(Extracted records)
** Begin **

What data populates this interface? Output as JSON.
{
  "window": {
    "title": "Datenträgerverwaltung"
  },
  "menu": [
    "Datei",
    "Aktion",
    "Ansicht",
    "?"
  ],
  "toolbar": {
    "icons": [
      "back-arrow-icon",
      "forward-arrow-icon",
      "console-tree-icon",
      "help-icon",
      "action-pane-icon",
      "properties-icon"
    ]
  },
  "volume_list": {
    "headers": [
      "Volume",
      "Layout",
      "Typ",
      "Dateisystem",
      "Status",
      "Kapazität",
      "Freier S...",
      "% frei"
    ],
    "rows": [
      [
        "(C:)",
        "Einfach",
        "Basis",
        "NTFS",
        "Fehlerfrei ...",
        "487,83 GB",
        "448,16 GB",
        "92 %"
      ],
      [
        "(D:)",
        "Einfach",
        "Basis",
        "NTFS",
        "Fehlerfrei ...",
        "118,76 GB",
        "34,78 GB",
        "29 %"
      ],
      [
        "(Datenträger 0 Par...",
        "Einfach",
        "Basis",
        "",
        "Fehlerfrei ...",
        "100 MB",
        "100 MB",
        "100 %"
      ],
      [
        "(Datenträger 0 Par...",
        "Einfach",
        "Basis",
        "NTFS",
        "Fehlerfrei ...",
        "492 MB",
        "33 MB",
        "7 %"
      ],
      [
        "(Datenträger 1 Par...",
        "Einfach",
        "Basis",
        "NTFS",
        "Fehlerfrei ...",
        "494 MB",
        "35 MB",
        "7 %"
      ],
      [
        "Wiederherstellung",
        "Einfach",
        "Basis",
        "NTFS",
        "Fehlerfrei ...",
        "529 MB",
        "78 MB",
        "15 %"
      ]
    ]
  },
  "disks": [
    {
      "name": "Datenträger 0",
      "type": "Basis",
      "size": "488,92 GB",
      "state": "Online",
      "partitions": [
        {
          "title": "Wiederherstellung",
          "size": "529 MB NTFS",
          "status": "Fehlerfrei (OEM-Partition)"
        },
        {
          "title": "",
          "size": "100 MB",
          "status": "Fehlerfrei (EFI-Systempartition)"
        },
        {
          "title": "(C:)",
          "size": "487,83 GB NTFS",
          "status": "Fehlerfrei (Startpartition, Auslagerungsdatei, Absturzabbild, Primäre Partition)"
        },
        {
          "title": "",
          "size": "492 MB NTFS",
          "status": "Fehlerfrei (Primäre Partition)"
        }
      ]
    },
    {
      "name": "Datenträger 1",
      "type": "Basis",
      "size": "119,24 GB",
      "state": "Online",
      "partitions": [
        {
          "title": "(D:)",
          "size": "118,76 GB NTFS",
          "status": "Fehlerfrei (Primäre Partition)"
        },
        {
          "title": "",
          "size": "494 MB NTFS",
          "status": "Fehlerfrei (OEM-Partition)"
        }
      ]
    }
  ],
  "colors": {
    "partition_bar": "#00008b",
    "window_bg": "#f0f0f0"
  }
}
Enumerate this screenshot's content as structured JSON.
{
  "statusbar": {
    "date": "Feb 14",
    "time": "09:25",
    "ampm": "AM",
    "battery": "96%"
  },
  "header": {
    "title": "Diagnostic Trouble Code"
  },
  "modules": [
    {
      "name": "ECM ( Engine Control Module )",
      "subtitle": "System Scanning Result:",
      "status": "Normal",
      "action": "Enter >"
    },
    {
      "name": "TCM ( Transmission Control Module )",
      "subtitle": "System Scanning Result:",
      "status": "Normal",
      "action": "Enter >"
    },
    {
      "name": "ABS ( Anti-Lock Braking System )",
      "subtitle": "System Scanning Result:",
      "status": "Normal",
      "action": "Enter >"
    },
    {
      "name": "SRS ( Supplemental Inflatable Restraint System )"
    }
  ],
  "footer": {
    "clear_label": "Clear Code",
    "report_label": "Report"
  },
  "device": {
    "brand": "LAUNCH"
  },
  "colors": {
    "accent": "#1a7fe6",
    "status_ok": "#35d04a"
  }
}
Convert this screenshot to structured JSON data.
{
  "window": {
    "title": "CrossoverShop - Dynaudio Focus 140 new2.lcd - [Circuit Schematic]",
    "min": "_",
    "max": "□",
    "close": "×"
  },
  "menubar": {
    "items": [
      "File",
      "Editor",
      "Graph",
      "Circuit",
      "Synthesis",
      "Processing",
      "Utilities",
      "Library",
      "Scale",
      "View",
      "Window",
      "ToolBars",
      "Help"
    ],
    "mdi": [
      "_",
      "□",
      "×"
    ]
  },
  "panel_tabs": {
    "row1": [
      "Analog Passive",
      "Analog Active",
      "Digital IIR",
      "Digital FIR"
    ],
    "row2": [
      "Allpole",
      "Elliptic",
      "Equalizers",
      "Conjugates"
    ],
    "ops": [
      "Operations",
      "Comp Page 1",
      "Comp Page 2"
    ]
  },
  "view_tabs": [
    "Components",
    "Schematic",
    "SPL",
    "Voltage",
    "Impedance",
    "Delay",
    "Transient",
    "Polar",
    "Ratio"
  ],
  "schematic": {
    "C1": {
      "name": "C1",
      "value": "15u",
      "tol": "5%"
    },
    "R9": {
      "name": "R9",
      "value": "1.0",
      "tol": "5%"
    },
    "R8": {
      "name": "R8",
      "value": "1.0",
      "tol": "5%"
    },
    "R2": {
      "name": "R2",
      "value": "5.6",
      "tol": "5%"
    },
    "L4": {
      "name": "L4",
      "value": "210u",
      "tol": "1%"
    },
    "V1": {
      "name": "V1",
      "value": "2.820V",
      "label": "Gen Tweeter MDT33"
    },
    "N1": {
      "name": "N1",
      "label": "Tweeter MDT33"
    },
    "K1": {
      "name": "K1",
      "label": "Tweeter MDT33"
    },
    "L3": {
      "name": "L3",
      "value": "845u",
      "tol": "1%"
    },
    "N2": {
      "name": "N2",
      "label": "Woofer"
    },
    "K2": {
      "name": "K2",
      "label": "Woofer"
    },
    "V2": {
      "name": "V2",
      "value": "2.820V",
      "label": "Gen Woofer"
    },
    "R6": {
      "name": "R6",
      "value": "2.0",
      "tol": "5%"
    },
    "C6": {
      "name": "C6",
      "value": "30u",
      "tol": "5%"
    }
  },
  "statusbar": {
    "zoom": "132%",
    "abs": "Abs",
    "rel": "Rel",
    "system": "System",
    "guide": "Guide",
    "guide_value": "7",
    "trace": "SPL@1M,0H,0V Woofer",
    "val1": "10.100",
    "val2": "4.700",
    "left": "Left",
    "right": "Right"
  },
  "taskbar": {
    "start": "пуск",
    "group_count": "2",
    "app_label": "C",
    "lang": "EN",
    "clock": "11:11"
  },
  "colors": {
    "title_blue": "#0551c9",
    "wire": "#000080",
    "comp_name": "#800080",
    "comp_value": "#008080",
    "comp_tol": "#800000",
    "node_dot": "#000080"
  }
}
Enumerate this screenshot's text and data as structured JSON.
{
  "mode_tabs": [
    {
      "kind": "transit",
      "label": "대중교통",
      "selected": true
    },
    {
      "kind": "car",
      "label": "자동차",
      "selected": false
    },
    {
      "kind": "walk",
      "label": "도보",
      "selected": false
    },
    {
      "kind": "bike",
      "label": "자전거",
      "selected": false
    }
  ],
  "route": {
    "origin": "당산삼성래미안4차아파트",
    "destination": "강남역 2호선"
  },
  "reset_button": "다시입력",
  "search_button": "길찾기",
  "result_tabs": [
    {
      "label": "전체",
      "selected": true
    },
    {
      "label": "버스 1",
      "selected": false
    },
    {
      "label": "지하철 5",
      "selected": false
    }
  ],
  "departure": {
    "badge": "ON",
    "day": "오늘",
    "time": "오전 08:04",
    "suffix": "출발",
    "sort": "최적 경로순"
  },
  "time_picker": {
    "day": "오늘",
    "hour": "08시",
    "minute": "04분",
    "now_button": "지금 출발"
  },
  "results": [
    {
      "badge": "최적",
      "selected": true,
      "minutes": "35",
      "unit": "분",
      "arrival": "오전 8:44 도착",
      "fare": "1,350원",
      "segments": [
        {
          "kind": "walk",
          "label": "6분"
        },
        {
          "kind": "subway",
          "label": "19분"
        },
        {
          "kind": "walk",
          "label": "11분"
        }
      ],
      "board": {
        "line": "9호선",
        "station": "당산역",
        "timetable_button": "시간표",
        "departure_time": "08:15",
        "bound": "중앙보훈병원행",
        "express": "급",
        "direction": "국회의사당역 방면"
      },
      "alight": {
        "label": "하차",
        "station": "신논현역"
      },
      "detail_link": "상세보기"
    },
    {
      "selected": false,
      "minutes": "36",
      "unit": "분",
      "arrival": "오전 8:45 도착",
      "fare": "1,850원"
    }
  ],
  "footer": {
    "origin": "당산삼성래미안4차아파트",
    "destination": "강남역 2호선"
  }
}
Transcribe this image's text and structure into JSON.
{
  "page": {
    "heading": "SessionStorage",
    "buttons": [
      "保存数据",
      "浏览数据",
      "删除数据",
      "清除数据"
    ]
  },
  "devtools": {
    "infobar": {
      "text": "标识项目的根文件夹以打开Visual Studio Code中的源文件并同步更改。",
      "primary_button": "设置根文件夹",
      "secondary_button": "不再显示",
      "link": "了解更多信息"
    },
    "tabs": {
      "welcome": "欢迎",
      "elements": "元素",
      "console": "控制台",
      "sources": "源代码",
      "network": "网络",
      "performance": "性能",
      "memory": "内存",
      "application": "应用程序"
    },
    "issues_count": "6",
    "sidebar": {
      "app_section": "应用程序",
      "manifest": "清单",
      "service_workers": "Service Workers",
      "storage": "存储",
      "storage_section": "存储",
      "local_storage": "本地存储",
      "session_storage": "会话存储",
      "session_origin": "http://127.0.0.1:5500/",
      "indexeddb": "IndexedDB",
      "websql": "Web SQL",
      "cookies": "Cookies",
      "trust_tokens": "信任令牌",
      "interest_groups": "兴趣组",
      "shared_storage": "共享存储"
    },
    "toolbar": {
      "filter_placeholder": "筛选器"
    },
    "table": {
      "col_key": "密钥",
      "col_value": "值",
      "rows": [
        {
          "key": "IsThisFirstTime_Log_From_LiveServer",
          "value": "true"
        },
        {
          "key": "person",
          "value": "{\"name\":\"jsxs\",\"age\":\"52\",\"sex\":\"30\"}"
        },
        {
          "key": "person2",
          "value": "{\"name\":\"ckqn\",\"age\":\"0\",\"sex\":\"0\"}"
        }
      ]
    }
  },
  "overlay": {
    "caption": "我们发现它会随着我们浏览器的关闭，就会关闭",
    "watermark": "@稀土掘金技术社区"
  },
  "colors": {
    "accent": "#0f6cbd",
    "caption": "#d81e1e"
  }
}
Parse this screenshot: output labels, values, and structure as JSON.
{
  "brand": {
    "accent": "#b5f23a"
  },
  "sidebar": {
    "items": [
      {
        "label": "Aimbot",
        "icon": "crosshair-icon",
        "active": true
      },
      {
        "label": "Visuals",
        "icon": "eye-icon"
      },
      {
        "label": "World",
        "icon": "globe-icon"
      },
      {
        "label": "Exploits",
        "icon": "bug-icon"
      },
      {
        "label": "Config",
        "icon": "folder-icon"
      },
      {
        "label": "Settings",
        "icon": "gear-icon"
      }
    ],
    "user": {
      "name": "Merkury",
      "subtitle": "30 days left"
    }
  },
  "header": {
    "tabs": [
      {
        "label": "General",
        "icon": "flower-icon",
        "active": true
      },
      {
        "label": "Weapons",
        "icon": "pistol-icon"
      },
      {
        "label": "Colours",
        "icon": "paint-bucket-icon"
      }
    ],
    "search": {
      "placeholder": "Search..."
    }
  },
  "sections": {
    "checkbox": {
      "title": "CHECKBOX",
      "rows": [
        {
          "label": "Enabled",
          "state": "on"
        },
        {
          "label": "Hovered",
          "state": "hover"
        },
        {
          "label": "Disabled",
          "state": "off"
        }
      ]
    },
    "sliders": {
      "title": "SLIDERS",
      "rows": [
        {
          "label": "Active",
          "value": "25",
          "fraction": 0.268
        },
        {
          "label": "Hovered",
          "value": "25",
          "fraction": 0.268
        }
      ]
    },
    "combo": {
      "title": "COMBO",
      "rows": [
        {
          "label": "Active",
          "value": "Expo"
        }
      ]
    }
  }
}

** End **

**WORK TO DO**
Copy down every line of the entries containing the word "kind".

**CORRECT OUTPUT**
      "kind": "transit",
      "kind": "car",
      "kind": "walk",
      "kind": "bike",
          "kind": "walk",
          "kind": "subway",
          "kind": "walk",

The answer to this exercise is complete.